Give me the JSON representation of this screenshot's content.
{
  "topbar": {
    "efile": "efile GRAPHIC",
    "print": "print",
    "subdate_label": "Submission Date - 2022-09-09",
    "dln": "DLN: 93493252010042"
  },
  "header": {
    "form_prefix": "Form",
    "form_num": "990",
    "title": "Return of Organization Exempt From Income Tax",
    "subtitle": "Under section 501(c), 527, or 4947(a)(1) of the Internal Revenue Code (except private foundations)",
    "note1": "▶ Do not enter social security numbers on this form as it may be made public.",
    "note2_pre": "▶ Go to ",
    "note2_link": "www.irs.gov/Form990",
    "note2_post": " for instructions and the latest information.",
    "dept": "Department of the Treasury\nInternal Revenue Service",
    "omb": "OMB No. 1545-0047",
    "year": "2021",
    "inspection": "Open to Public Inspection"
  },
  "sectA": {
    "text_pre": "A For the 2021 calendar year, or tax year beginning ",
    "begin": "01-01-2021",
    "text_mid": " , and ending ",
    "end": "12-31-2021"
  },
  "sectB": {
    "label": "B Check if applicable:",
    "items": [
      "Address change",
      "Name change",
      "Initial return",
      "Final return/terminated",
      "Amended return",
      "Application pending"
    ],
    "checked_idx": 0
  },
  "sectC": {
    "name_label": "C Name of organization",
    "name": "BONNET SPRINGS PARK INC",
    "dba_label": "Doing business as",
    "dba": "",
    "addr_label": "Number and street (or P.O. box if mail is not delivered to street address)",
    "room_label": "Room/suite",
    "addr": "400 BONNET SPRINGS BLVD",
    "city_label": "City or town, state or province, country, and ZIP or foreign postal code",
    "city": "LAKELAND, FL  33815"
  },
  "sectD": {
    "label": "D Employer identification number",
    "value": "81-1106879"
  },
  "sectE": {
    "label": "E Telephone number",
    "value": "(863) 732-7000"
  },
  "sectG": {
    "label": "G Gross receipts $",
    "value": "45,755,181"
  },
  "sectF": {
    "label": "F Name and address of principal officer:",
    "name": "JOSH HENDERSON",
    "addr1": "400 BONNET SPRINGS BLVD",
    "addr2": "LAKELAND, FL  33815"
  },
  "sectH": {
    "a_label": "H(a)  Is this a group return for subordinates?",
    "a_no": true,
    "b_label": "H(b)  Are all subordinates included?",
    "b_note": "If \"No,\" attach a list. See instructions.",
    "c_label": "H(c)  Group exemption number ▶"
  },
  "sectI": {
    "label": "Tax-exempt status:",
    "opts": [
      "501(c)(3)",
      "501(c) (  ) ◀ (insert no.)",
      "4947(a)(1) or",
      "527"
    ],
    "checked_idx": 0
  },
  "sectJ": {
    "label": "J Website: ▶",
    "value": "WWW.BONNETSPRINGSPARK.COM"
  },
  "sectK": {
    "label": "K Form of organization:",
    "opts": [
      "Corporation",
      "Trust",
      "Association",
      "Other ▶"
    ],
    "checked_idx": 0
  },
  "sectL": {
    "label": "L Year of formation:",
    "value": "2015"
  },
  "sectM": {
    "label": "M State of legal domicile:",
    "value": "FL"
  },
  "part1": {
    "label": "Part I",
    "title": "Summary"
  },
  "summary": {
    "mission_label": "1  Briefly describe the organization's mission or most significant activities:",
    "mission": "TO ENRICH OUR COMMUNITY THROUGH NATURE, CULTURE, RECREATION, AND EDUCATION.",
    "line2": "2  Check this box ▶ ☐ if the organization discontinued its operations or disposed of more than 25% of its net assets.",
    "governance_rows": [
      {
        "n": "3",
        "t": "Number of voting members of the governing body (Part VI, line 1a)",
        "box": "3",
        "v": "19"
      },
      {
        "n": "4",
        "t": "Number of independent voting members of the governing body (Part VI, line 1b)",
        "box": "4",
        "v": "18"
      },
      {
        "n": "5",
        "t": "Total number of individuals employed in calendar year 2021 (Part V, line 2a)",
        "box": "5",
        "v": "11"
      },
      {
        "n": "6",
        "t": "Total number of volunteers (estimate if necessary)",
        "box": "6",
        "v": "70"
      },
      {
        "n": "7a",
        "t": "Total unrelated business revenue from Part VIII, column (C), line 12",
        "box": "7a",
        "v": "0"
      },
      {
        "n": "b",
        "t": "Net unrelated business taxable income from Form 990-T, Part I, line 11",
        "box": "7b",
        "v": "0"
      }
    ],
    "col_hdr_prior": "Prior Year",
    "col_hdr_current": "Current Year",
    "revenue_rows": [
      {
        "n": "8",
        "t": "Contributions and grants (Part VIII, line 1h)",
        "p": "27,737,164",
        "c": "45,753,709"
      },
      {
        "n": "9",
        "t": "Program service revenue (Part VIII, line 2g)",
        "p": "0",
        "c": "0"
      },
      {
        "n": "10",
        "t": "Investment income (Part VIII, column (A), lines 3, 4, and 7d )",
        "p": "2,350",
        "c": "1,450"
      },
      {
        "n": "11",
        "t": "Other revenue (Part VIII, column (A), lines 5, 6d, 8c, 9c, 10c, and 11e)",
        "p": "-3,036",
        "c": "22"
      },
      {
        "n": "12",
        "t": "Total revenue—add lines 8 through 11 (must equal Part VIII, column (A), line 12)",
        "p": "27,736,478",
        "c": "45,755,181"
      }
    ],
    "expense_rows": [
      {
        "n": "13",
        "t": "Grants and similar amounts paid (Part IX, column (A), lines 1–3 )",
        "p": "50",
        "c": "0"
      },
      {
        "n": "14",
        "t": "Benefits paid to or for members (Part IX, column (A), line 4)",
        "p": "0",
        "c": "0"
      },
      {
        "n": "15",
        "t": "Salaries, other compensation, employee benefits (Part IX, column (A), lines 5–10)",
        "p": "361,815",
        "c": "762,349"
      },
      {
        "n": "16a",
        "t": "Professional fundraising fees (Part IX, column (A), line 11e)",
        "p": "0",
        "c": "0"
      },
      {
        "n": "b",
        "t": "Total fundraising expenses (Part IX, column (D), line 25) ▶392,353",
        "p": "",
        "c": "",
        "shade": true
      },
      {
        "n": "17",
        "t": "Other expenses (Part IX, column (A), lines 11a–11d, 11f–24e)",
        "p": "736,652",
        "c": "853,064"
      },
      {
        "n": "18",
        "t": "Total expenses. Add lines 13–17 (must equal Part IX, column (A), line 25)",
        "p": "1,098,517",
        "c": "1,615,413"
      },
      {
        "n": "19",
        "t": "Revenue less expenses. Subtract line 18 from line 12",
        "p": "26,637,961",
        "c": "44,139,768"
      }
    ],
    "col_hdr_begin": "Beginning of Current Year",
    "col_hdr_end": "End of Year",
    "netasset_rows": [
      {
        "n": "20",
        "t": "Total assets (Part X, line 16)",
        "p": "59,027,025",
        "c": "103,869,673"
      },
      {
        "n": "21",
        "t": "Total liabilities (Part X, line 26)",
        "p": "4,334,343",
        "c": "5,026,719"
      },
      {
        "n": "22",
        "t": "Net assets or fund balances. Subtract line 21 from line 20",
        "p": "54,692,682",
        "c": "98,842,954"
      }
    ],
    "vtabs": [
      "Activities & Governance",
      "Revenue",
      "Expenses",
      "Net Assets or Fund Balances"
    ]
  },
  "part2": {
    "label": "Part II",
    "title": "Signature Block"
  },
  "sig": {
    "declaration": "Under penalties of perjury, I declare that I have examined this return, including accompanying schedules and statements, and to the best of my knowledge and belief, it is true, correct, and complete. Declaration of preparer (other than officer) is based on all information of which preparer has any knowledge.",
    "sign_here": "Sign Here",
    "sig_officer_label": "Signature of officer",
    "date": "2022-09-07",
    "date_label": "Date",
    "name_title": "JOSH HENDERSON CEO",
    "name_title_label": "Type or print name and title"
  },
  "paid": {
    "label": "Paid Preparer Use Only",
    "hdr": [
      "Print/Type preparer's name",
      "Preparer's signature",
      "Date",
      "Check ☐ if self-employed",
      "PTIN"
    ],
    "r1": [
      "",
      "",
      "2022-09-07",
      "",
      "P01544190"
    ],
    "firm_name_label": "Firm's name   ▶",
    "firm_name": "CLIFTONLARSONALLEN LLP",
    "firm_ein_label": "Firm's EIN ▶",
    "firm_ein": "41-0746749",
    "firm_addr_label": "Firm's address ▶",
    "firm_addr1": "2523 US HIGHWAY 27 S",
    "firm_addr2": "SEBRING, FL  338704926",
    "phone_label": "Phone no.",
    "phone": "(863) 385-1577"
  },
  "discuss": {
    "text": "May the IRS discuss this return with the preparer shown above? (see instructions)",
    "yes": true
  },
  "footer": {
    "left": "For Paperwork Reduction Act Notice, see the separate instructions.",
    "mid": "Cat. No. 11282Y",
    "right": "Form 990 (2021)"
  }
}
---
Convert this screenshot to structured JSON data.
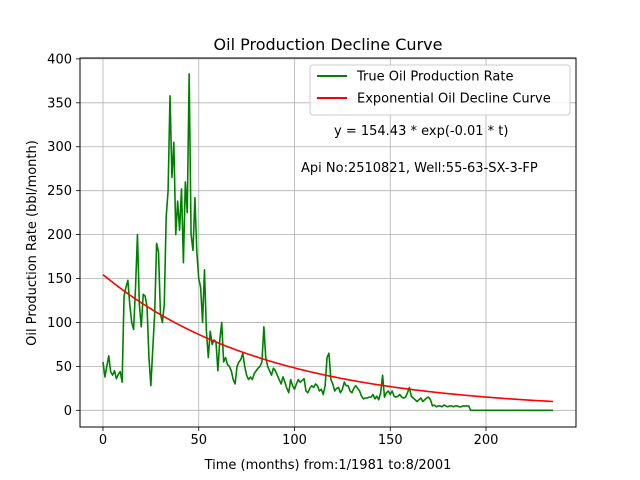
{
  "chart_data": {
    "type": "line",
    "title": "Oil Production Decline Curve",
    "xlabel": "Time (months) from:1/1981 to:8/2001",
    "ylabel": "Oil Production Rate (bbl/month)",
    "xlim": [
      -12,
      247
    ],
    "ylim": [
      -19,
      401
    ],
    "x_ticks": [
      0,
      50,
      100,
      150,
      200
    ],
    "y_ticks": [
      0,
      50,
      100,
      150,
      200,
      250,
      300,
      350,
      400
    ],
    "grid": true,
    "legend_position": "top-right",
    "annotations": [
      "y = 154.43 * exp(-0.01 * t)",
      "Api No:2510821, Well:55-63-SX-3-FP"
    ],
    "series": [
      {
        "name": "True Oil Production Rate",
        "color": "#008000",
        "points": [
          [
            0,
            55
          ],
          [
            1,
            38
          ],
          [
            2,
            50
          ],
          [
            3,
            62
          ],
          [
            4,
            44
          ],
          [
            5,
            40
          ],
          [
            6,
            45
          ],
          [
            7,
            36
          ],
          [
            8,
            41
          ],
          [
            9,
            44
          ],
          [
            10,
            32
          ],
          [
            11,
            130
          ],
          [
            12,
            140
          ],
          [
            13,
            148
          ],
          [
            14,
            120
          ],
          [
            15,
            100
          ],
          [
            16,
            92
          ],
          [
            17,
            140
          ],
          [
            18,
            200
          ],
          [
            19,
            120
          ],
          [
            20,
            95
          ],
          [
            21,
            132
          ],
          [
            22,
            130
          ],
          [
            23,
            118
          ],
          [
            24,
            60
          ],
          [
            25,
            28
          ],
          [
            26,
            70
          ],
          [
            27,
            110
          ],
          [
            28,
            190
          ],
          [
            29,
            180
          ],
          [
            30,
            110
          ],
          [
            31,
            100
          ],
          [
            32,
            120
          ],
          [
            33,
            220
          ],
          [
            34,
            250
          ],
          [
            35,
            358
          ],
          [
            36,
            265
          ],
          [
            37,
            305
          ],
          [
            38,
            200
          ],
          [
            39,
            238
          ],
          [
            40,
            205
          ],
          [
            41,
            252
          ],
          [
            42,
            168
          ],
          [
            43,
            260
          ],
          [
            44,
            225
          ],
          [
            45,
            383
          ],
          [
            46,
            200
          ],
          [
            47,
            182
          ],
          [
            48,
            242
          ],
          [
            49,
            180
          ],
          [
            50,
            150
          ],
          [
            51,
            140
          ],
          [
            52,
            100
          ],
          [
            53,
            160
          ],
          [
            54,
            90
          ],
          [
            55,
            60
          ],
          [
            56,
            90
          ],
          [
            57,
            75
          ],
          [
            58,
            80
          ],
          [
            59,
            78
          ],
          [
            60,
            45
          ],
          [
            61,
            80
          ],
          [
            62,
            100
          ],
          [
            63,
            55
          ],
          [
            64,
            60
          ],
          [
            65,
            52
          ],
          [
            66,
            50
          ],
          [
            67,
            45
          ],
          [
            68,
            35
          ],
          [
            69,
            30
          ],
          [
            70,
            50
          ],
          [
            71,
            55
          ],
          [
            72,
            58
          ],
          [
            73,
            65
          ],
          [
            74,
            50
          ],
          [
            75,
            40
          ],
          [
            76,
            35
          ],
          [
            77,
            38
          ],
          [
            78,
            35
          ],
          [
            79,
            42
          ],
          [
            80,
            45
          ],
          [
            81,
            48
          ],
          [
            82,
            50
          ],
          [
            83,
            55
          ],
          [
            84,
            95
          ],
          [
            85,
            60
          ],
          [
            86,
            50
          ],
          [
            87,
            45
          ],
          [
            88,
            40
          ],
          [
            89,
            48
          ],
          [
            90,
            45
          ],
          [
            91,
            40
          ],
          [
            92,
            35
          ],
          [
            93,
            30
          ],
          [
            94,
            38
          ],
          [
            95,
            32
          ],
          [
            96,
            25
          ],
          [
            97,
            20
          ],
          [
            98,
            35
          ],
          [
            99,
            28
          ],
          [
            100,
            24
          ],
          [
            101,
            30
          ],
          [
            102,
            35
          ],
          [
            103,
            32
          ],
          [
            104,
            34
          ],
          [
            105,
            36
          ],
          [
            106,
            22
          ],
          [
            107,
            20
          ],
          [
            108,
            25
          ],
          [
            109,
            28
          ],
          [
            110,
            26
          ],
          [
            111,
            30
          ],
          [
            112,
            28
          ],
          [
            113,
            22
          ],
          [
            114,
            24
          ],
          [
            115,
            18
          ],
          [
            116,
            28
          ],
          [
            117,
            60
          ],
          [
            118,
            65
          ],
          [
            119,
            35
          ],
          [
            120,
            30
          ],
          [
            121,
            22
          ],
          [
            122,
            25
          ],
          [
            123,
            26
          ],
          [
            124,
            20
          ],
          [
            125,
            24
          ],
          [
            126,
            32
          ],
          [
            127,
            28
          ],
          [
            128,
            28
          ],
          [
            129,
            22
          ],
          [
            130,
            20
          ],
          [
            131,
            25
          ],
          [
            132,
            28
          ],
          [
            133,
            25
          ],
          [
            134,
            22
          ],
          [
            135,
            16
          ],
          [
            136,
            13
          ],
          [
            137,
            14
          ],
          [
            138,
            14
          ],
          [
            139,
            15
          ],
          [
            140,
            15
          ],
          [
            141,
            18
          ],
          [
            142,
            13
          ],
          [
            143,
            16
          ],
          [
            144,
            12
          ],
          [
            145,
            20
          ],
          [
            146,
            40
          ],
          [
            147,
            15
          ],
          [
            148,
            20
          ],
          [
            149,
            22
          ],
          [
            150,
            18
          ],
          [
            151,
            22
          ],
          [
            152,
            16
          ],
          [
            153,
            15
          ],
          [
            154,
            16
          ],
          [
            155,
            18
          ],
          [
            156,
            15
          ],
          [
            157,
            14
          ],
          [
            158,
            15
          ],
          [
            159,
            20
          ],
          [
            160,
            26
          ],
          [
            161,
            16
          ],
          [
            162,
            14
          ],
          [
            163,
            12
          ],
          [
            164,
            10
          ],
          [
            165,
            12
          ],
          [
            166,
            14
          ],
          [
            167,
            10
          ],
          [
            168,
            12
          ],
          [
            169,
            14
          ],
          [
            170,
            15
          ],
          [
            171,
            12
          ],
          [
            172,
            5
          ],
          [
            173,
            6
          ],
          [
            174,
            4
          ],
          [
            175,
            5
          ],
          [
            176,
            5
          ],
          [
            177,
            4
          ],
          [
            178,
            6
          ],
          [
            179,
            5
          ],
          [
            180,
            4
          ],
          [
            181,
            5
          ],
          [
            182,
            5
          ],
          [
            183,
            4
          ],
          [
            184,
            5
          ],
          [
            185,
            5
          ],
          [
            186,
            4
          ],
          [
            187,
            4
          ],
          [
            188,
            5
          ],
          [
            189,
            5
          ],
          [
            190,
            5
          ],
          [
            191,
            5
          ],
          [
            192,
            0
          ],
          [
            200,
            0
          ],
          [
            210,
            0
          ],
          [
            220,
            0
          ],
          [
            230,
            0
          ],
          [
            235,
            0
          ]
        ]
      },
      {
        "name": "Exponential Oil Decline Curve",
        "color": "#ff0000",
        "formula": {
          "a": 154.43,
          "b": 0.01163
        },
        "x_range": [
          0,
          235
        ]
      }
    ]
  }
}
---
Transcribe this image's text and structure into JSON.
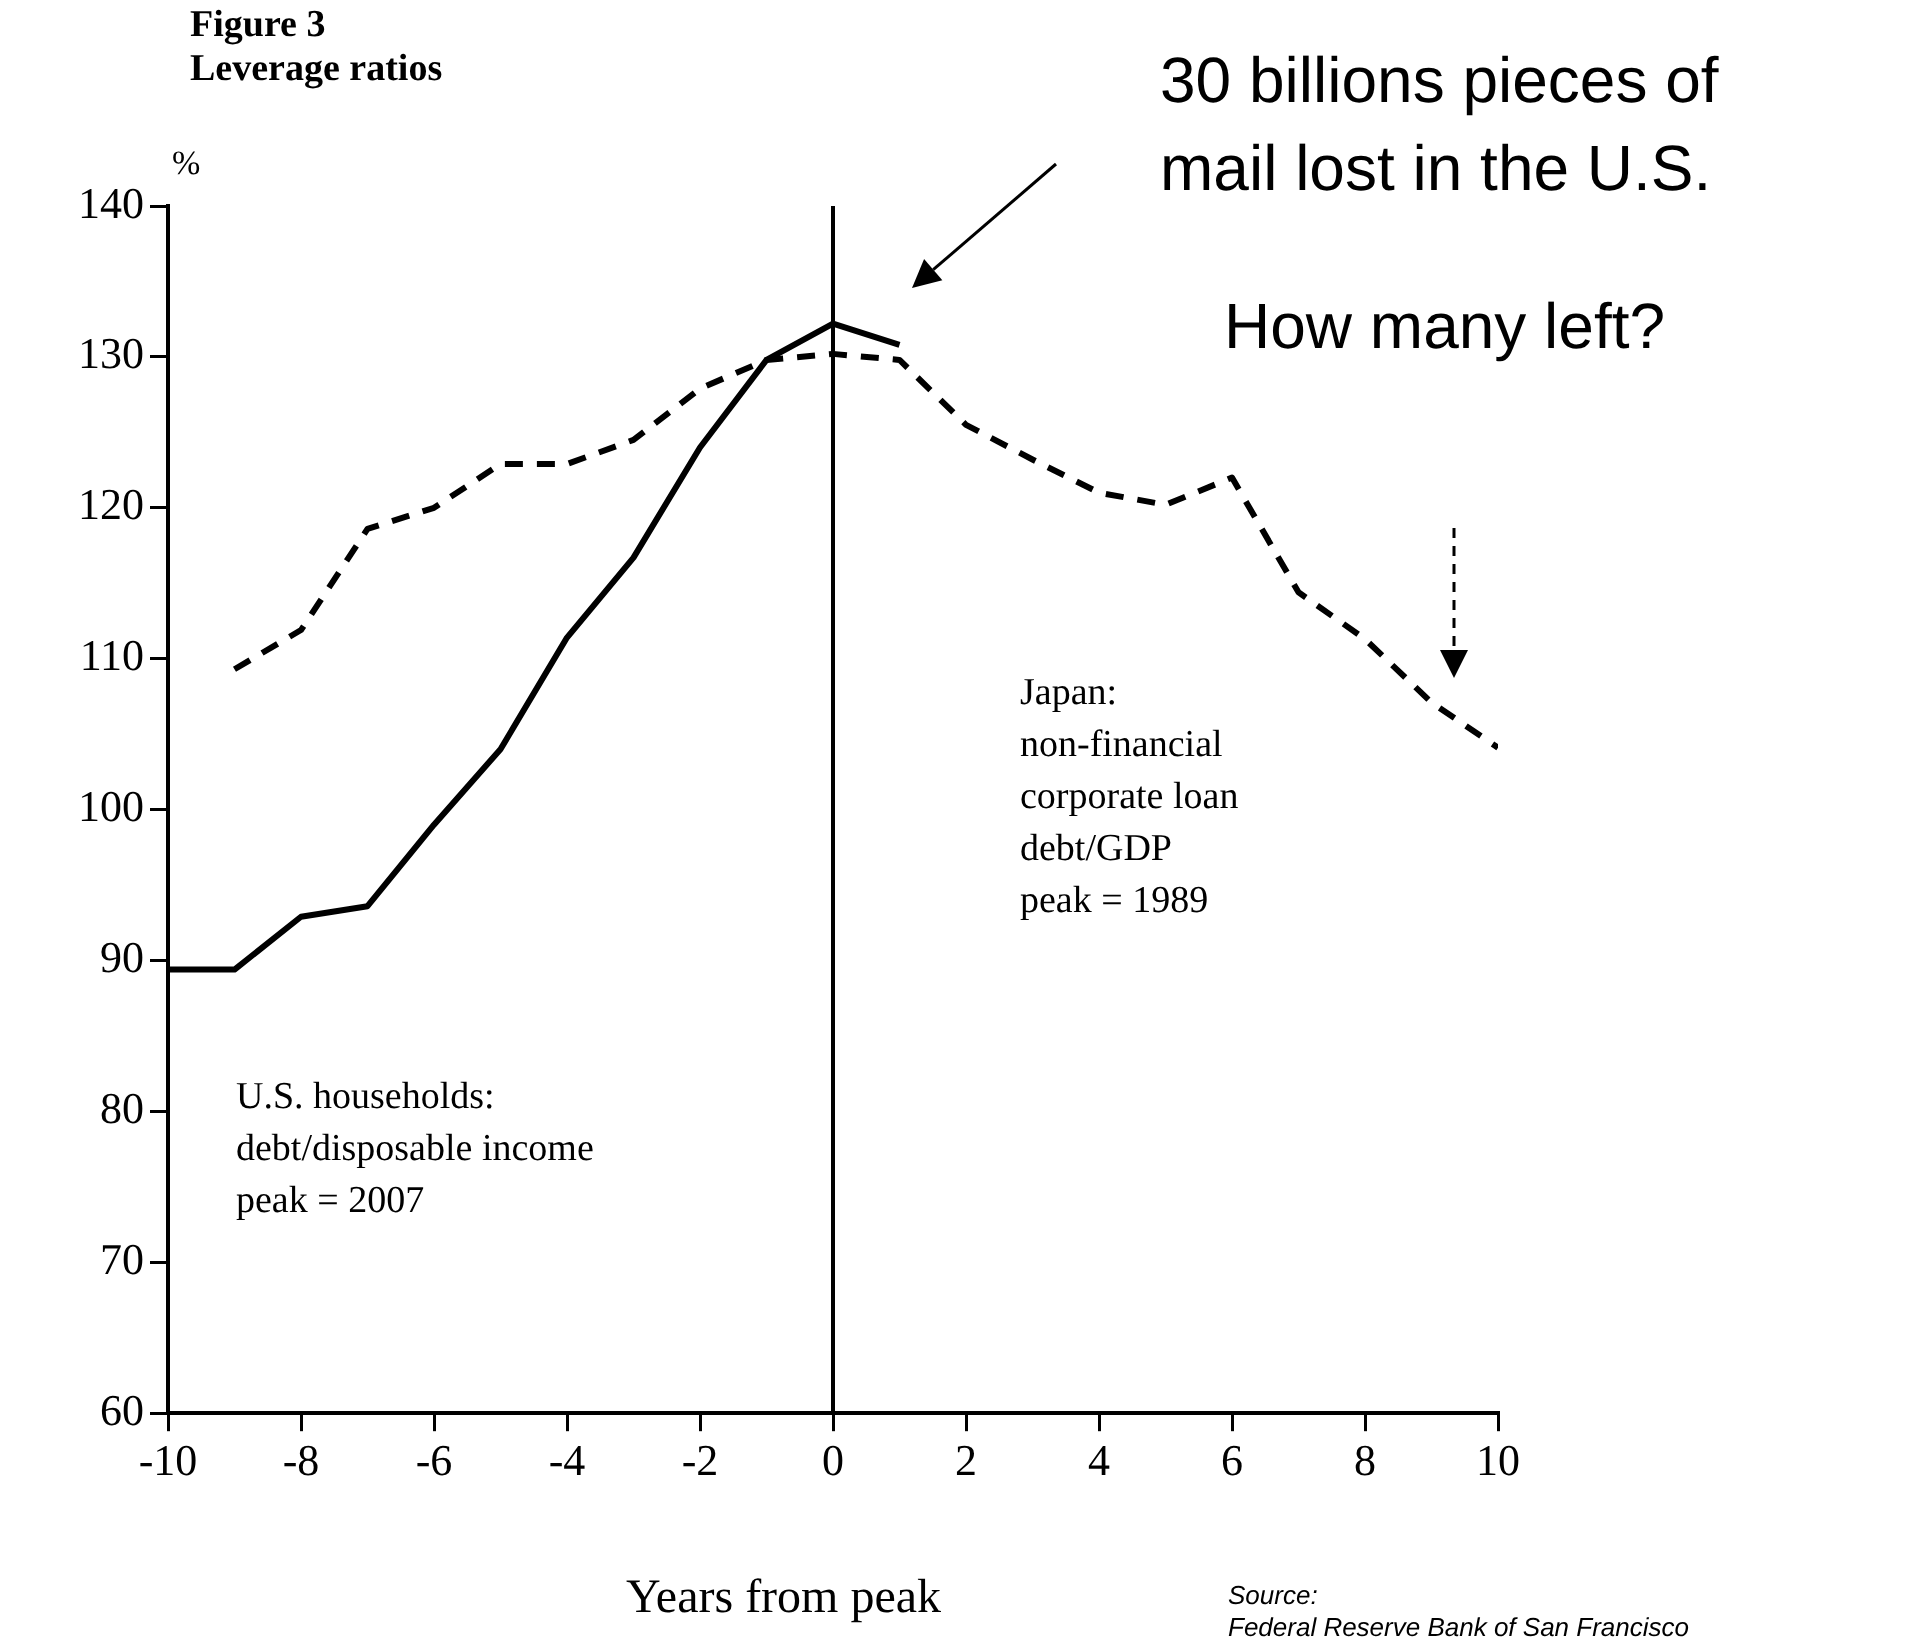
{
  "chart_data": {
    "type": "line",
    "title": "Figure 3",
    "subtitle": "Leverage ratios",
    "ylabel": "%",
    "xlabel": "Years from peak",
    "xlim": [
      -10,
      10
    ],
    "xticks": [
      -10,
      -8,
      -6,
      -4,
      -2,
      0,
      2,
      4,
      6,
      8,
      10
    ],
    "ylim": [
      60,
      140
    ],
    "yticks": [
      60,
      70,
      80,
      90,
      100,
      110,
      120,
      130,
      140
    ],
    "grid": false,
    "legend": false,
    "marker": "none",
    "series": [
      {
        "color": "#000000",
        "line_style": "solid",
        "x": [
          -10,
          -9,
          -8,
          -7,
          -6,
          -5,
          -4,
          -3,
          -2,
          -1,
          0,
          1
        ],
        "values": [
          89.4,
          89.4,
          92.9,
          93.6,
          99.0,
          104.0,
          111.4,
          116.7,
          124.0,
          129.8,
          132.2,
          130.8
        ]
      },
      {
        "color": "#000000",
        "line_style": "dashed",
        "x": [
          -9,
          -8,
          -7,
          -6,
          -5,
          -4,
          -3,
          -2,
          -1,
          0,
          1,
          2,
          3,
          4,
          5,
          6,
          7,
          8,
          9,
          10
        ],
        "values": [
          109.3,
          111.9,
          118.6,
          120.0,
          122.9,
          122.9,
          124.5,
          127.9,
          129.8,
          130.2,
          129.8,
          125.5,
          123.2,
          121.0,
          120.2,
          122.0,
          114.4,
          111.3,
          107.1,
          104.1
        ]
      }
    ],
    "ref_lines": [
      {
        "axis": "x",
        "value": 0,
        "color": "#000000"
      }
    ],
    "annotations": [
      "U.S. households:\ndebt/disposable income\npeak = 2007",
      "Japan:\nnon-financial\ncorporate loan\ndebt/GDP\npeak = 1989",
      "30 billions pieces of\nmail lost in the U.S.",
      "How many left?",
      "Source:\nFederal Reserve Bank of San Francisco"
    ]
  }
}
---
What to produce = Which lines include the word "npeak"? List them all.

Expected answer =
      "U.S. households:\ndebt/disposable income\npeak = 2007",
      "Japan:\nnon-financial\ncorporate loan\ndebt/GDP\npeak = 1989",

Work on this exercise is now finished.